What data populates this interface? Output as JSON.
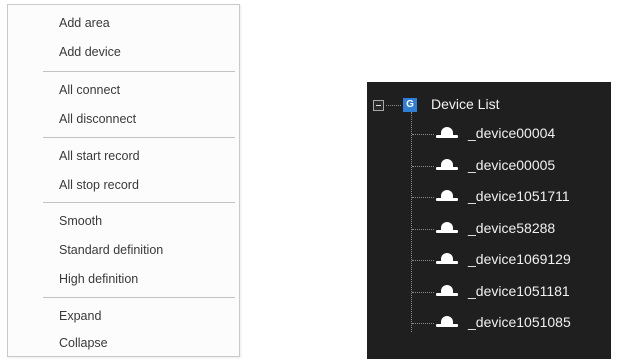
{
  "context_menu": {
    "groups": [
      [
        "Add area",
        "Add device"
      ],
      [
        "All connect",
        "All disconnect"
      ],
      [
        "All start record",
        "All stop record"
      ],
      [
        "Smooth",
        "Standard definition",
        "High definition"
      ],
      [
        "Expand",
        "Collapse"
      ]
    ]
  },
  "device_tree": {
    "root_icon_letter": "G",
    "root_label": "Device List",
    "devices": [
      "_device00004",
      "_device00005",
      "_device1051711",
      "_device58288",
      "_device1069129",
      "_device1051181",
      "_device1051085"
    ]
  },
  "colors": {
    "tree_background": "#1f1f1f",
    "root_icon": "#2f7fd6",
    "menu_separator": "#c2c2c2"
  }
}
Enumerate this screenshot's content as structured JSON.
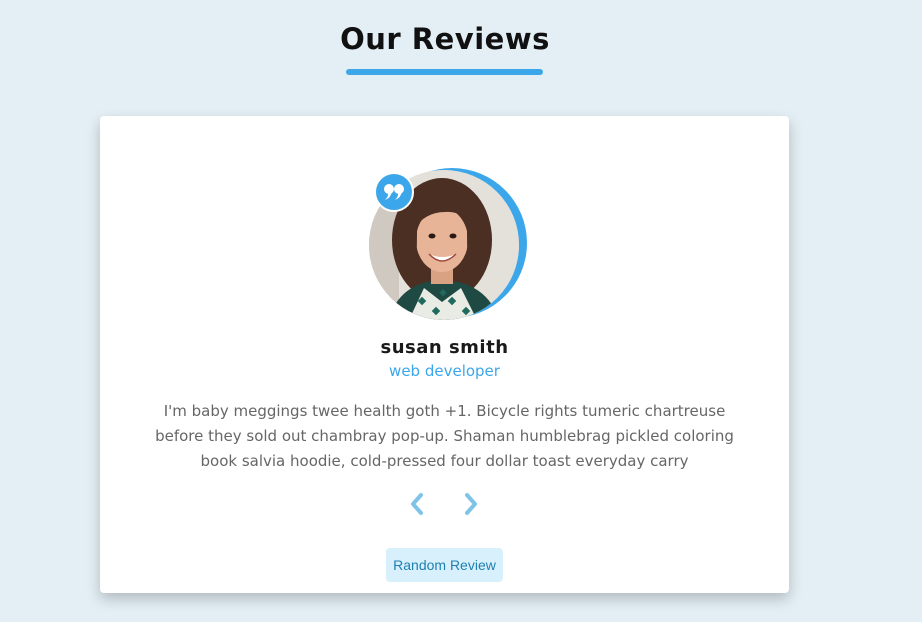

•••

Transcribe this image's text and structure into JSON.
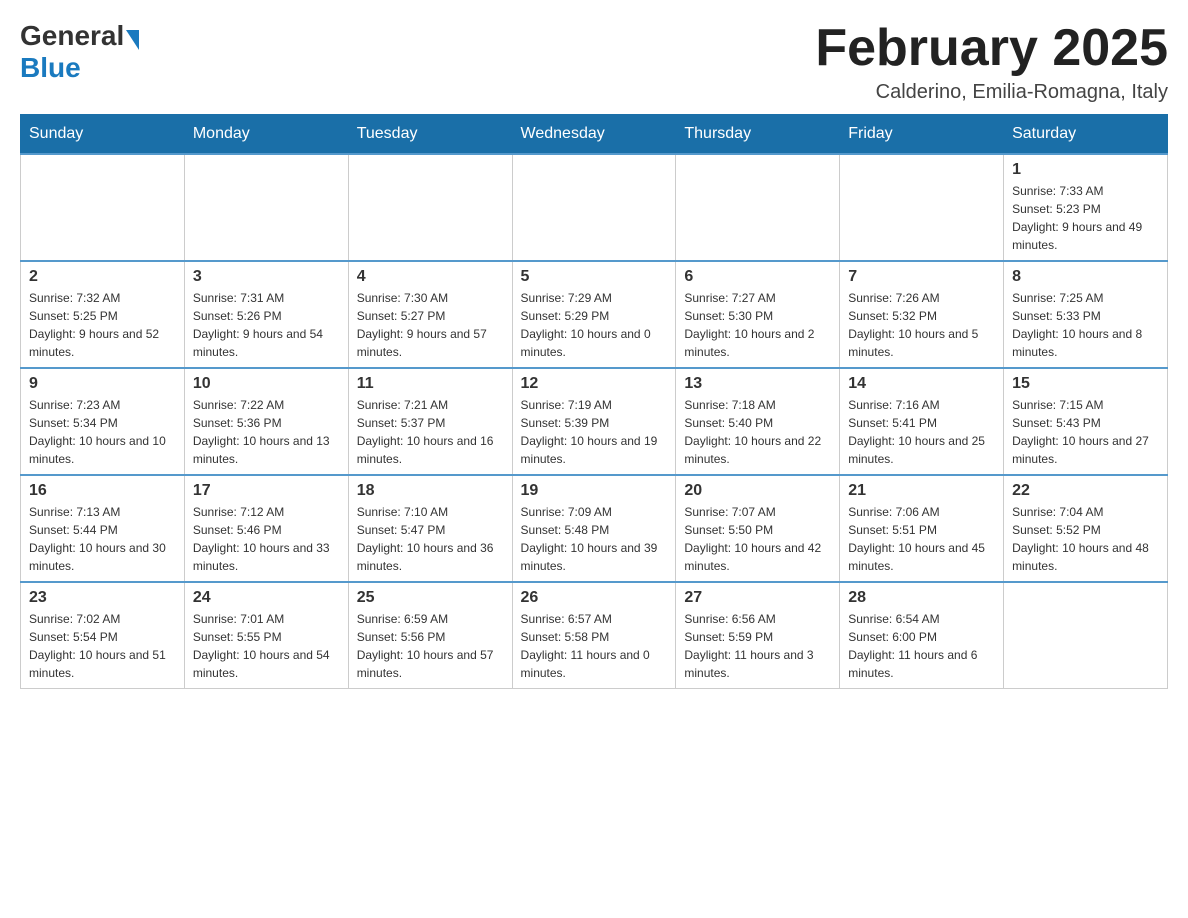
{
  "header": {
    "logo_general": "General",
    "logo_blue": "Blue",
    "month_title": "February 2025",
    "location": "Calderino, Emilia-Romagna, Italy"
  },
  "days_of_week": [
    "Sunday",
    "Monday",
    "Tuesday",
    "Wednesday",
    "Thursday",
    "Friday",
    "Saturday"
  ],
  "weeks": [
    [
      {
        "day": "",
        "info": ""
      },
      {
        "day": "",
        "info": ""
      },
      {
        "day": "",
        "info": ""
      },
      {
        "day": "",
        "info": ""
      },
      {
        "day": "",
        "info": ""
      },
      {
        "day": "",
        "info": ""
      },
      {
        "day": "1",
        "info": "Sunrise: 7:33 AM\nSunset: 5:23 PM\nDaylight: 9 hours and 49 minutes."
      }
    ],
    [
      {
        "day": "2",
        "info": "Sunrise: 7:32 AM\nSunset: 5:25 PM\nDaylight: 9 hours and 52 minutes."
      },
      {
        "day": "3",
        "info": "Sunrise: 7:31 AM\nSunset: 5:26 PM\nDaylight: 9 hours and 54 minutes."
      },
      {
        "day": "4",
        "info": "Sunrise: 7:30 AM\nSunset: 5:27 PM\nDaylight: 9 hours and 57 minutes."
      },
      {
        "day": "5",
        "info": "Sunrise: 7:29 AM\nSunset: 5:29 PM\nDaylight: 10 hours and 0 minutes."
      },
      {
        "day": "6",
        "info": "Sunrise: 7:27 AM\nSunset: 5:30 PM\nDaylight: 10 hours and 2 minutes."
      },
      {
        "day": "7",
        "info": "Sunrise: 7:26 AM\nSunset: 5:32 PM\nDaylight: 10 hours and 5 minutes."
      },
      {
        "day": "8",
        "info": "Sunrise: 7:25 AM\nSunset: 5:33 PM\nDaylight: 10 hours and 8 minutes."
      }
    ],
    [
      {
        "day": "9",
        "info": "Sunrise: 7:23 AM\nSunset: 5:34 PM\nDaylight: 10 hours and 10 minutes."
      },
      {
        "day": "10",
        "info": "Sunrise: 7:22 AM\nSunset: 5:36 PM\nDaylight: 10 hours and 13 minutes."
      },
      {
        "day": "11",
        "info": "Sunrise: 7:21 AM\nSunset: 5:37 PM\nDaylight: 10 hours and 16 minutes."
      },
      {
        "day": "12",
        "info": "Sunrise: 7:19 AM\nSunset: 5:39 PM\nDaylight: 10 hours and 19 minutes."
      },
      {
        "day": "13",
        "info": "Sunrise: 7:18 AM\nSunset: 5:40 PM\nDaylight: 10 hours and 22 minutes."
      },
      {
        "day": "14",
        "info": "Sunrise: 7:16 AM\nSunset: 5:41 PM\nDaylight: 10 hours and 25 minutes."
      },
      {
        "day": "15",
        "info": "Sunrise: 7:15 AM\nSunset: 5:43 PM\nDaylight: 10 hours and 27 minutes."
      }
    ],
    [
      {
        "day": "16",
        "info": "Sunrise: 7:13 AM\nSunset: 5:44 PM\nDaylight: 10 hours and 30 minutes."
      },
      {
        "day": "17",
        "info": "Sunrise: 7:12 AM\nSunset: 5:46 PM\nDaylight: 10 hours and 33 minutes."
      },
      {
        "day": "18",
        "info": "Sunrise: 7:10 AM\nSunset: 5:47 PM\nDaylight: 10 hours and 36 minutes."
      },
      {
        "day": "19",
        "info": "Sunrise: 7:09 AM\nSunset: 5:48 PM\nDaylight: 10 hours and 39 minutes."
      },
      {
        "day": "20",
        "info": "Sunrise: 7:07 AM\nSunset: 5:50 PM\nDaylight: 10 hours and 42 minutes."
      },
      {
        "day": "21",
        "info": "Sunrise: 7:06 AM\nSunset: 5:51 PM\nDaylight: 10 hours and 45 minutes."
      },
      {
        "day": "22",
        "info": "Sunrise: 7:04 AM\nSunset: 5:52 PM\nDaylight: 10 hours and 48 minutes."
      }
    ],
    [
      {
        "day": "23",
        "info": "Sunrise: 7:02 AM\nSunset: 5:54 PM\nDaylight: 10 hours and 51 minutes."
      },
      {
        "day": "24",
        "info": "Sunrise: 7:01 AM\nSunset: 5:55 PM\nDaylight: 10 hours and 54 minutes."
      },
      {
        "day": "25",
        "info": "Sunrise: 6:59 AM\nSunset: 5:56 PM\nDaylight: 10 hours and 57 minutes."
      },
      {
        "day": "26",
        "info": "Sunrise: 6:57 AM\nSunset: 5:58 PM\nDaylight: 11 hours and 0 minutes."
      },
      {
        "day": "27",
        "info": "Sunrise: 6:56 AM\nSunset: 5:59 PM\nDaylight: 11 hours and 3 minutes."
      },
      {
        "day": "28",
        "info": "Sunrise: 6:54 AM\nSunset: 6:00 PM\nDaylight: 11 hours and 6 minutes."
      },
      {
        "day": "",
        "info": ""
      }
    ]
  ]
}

•••

## [To do]
Can you give again only the lines between the one containing "What data populates" and the one containing "Enumerate this screenshot's", counting both, exactly as they appear and without any pictures?

## [Result for this task]
What data populates this interface? Output as JSON.
{
  "context_menu": {
    "groups": [
      [
        "Add area",
        "Add device"
      ],
      [
        "All connect",
        "All disconnect"
      ],
      [
        "All start record",
        "All stop record"
      ],
      [
        "Smooth",
        "Standard definition",
        "High definition"
      ],
      [
        "Expand",
        "Collapse"
      ]
    ]
  },
  "device_tree": {
    "root_icon_letter": "G",
    "root_label": "Device List",
    "devices": [
      "_device00004",
      "_device00005",
      "_device1051711",
      "_device58288",
      "_device1069129",
      "_device1051181",
      "_device1051085"
    ]
  },
  "colors": {
    "tree_background": "#1f1f1f",
    "root_icon": "#2f7fd6",
    "menu_separator": "#c2c2c2"
  }
}
Enumerate this screenshot's content as structured JSON.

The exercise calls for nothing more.